> _WHAT THE EXERCISE ASKS_: Select every line below containing the word "ΙΟΥΝΙΟΥ".

> _WORKING DATA_:
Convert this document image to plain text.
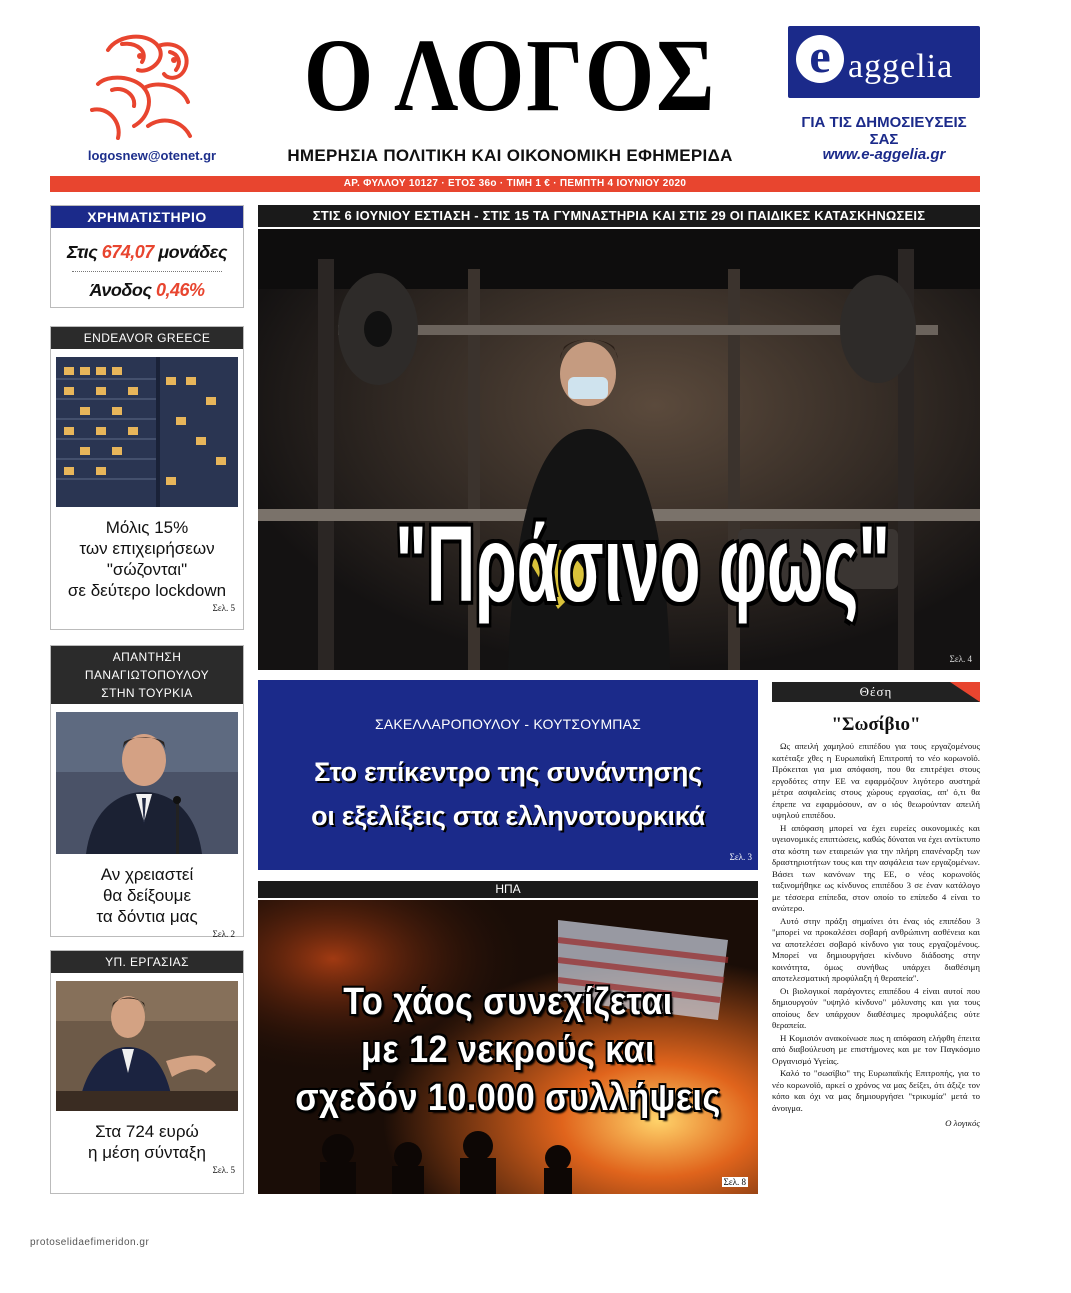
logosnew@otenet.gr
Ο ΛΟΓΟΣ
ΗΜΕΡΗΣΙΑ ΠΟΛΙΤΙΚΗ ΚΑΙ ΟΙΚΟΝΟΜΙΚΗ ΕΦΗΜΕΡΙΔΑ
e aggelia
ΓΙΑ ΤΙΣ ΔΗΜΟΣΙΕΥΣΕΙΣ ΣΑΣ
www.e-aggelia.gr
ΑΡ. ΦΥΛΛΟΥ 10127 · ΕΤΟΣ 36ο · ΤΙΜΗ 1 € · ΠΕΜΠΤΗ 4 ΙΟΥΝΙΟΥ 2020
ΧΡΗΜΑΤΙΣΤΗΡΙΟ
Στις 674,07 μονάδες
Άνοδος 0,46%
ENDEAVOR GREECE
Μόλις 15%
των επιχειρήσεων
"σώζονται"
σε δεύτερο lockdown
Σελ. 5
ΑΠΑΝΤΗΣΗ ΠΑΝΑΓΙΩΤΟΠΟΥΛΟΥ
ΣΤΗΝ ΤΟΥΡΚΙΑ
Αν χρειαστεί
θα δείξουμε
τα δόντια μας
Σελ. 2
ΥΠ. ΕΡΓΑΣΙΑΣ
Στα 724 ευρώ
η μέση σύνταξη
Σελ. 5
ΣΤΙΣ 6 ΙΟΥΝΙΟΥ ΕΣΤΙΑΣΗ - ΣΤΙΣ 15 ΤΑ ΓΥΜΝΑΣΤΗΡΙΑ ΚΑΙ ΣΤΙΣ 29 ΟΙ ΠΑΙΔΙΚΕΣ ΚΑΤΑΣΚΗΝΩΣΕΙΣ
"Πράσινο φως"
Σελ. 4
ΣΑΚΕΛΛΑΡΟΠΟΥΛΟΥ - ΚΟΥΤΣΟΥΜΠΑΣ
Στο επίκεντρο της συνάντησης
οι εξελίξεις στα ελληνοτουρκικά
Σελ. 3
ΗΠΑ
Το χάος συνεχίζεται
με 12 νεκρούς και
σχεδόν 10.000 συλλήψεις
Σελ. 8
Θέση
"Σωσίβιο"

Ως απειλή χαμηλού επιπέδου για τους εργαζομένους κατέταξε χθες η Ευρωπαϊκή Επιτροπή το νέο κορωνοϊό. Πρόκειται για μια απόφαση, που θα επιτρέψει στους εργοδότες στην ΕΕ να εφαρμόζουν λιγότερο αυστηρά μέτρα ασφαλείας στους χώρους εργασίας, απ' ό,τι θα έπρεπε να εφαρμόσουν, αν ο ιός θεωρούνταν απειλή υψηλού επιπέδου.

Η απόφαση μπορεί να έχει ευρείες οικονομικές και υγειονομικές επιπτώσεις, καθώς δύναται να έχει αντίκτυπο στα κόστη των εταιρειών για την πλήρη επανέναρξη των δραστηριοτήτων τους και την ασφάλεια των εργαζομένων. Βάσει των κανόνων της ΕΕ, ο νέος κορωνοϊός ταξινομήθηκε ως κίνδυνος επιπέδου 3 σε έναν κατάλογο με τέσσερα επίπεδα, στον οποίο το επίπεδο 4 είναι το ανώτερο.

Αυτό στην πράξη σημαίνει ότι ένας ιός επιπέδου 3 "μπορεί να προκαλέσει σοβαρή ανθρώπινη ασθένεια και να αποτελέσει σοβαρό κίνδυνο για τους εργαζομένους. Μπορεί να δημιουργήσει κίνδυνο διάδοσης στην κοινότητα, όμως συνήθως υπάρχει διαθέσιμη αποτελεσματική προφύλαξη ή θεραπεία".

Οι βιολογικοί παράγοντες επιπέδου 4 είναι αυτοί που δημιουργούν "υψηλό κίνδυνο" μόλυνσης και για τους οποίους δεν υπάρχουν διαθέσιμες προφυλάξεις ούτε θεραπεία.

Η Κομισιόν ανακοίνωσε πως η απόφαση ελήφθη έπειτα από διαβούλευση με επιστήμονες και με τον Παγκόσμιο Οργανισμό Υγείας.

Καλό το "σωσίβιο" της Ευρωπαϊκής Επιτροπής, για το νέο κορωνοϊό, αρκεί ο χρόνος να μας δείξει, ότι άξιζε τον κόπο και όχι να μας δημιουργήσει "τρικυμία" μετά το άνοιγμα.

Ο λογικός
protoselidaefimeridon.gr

--

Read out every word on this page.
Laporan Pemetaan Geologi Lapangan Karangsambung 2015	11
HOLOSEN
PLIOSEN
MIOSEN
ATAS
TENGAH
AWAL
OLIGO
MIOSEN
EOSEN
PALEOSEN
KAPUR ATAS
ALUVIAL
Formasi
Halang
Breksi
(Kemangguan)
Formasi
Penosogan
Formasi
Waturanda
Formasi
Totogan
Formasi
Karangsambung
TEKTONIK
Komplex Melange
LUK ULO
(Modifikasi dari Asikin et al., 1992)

> _EXERCISE SOLUTION_:
ΑΡ. ΦΥΛΛΟΥ 10127 · ΕΤΟΣ 36ο · ΤΙΜΗ 1 € · ΠΕΜΠΤΗ 4 ΙΟΥΝΙΟΥ 2020
ΣΤΙΣ 6 ΙΟΥΝΙΟΥ ΕΣΤΙΑΣΗ - ΣΤΙΣ 15 ΤΑ ΓΥΜΝΑΣΤΗΡΙΑ ΚΑΙ ΣΤΙΣ 29 ΟΙ ΠΑΙΔΙΚΕΣ ΚΑΤΑΣΚΗΝΩΣΕΙΣ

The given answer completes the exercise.